> **What is expected**: Render every entry exactly as it appears.

> **Provided data**:
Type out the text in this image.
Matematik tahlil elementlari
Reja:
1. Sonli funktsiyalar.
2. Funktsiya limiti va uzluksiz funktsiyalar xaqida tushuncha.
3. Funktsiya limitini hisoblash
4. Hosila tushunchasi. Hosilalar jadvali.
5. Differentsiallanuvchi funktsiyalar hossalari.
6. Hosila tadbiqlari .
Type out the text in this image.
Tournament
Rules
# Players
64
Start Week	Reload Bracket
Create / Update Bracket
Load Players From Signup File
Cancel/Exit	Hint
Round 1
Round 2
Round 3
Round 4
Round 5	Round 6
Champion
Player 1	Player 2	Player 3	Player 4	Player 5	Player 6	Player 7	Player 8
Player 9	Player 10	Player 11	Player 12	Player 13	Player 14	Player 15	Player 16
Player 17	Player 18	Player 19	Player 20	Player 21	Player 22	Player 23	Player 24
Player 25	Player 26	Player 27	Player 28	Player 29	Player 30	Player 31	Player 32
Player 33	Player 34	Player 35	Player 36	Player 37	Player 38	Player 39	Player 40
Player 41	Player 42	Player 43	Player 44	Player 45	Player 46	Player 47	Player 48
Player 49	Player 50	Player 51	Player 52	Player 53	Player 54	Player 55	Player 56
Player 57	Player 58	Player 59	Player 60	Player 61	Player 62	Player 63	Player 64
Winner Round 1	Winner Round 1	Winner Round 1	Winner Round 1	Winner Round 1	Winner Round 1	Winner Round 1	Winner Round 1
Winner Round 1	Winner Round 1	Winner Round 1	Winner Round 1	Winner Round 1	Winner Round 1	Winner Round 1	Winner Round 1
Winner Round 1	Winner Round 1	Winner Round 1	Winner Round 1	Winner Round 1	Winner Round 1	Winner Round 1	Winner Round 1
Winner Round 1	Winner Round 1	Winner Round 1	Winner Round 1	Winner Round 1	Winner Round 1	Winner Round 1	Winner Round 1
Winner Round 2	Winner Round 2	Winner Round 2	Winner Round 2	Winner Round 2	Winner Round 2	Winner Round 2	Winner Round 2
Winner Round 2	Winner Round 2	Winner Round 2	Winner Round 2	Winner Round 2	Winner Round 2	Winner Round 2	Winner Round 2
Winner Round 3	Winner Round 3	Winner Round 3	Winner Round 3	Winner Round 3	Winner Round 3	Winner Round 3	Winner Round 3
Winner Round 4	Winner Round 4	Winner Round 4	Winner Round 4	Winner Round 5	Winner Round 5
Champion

> **Solution to the problem**:
Type out the text in this image.
Matematik tahlil elementlari
Reja:
1. Sonli funktsiyalar.
2. Funktsiya limiti va uzluksiz funktsiyalar xaqida tushuncha.
3. Funktsiya limitini hisoblash
4. Hosila tushunchasi. Hosilalar jadvali.
5. Differentsiallanuvchi funktsiyalar hossalari.
6. Hosila tadbiqlari .
Type out the text in this image.
Tournament
Rules
# Players
64
Start Week	Reload Bracket
Create / Update Bracket
Load Players From Signup File
Cancel/Exit	Hint
Round 1
Round 2
Round 3
Round 4
Round 5	Round 6
Champion
Player 1	Player 2	Player 3	Player 4	Player 5	Player 6	Player 7	Player 8
Player 9	Player 10	Player 11	Player 12	Player 13	Player 14	Player 15	Player 16
Player 17	Player 18	Player 19	Player 20	Player 21	Player 22	Player 23	Player 24
Player 25	Player 26	Player 27	Player 28	Player 29	Player 30	Player 31	Player 32
Player 33	Player 34	Player 35	Player 36	Player 37	Player 38	Player 39	Player 40
Player 41	Player 42	Player 43	Player 44	Player 45	Player 46	Player 47	Player 48
Player 49	Player 50	Player 51	Player 52	Player 53	Player 54	Player 55	Player 56
Player 57	Player 58	Player 59	Player 60	Player 61	Player 62	Player 63	Player 64
Winner Round 1	Winner Round 1	Winner Round 1	Winner Round 1	Winner Round 1	Winner Round 1	Winner Round 1	Winner Round 1
Winner Round 1	Winner Round 1	Winner Round 1	Winner Round 1	Winner Round 1	Winner Round 1	Winner Round 1	Winner Round 1
Winner Round 1	Winner Round 1	Winner Round 1	Winner Round 1	Winner Round 1	Winner Round 1	Winner Round 1	Winner Round 1
Winner Round 1	Winner Round 1	Winner Round 1	Winner Round 1	Winner Round 1	Winner Round 1	Winner Round 1	Winner Round 1
Winner Round 2	Winner Round 2	Winner Round 2	Winner Round 2	Winner Round 2	Winner Round 2	Winner Round 2	Winner Round 2
Winner Round 2	Winner Round 2	Winner Round 2	Winner Round 2	Winner Round 2	Winner Round 2	Winner Round 2	Winner Round 2
Winner Round 3	Winner Round 3	Winner Round 3	Winner Round 3	Winner Round 3	Winner Round 3	Winner Round 3	Winner Round 3
Winner Round 4	Winner Round 4	Winner Round 4	Winner Round 4	Winner Round 5	Winner Round 5
Champion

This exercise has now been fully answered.